Hindered convection of proteins in agarose gels

Abstract

The hindered convection of macromolecules in gels was examined by measuring the sieving coefficient (Θ, the ratio of filtrate to retentate concentration) of globular proteins in agarose membranes, as a function of protein size and gel concentration. The proteins used were lactalbumin (Stokes–Einstein radius, r s = 2.1 nm), ovalbumin ( r s = 3.0 nm), and BSA ( r s = 3.6 nm), and the volume fraction of agarose ( φ) was varied from 0.04 to 0.08. Agarose membranes were prepared on polyester mesh supports and studied in a stirred ultrafiltration cell. The Darcy permeabilities of the gels were determined in addition to Θ, and separate measurements of the mass transfer coefficient in the stirred cell were made to correct Θ for the effect of concentration polarization. The values of Θ decreased with increasing r s or φ, as expected. From the measurements of Θ and estimates of the protein diffusivity and equilibrium partition coefficient, the convective hindrance factor ( K c) was calculated for each protein–gel combination. This is the ratio of the average solute velocity (in the absence of diffusion) to the superficial fluid velocity. For small r s and φ it was found that K c slightly exceeded unity, whereas K c < 1 at larger values of r s or φ. This behavior was qualitatively, but not quantitatively, consistent with predictions from existing hindered transport theories for media consisting of parallel fibers or straight pores. Given evidence from previous partitioning and diffusion data that an agarose gel is better represented as a randomly oriented array of fibers, the large quantitative discrepancies between the data and models are not entirely surprising. Thus, the present results suggest that there is a need to extend theories of hindered convection to random arrays of fibers.

ABOUT THIS EXERCISE. Return the abstract on hindered convection of proteins in agarose gels word for word, in full.

DATASET EXTRACT.
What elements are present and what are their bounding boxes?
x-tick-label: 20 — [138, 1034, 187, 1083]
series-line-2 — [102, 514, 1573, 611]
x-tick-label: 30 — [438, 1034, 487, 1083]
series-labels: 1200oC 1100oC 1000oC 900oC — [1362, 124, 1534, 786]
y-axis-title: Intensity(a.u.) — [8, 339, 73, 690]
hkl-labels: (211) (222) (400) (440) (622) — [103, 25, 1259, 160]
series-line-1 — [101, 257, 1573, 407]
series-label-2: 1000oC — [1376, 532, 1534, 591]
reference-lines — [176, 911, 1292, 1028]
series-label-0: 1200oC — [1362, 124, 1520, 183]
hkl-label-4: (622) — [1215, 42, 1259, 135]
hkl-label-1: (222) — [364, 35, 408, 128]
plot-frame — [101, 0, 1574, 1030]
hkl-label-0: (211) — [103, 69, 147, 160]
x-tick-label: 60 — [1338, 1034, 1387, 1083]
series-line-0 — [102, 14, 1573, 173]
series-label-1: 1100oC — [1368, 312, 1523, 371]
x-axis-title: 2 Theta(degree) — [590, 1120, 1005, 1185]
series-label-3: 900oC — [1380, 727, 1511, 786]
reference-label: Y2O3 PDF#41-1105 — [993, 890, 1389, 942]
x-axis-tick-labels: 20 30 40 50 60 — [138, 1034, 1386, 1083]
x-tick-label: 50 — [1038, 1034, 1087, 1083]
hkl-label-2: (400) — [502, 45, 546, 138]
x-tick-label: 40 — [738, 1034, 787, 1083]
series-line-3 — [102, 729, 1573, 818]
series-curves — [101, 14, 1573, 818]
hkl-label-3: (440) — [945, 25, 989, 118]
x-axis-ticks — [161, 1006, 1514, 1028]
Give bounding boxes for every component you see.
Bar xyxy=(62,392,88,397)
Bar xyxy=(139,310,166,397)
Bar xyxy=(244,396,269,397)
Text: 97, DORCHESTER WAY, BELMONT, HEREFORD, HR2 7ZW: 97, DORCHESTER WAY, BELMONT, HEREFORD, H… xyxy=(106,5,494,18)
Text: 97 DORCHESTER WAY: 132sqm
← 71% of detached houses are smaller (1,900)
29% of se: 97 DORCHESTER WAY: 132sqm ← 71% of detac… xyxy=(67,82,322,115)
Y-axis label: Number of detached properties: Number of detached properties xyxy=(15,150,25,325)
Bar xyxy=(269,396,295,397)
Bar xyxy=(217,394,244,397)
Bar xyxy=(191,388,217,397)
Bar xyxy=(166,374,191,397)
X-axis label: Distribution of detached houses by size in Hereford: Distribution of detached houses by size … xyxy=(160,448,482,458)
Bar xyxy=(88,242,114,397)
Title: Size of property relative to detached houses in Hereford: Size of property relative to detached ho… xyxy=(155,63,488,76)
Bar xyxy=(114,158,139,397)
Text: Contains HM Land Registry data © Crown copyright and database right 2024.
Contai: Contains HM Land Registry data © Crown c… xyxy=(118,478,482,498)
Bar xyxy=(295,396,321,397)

WRITTEN ANSWER.
Hindered convection of proteins in agarose gels

Abstract

The hindered convection of macromolecules in gels was examined by measuring the sieving coefficient (Θ, the ratio of filtrate to retentate concentration) of globular proteins in agarose membranes, as a function of protein size and gel concentration. The proteins used were lactalbumin (Stokes–Einstein radius, r s = 2.1 nm), ovalbumin ( r s = 3.0 nm), and BSA ( r s = 3.6 nm), and the volume fraction of agarose ( φ) was varied from 0.04 to 0.08. Agarose membranes were prepared on polyester mesh supports and studied in a stirred ultrafiltration cell. The Darcy permeabilities of the gels were determined in addition to Θ, and separate measurements of the mass transfer coefficient in the stirred cell were made to correct Θ for the effect of concentration polarization. The values of Θ decreased with increasing r s or φ, as expected. From the measurements of Θ and estimates of the protein diffusivity and equilibrium partition coefficient, the convective hindrance factor ( K c) was calculated for each protein–gel combination. This is the ratio of the average solute velocity (in the absence of diffusion) to the superficial fluid velocity. For small r s and φ it was found that K c slightly exceeded unity, whereas K c < 1 at larger values of r s or φ. This behavior was qualitatively, but not quantitatively, consistent with predictions from existing hindered transport theories for media consisting of parallel fibers or straight pores. Given evidence from previous partitioning and diffusion data that an agarose gel is better represented as a randomly oriented array of fibers, the large quantitative discrepancies between the data and models are not entirely surprising. Thus, the present results suggest that there is a need to extend theories of hindered convection to random arrays of fibers.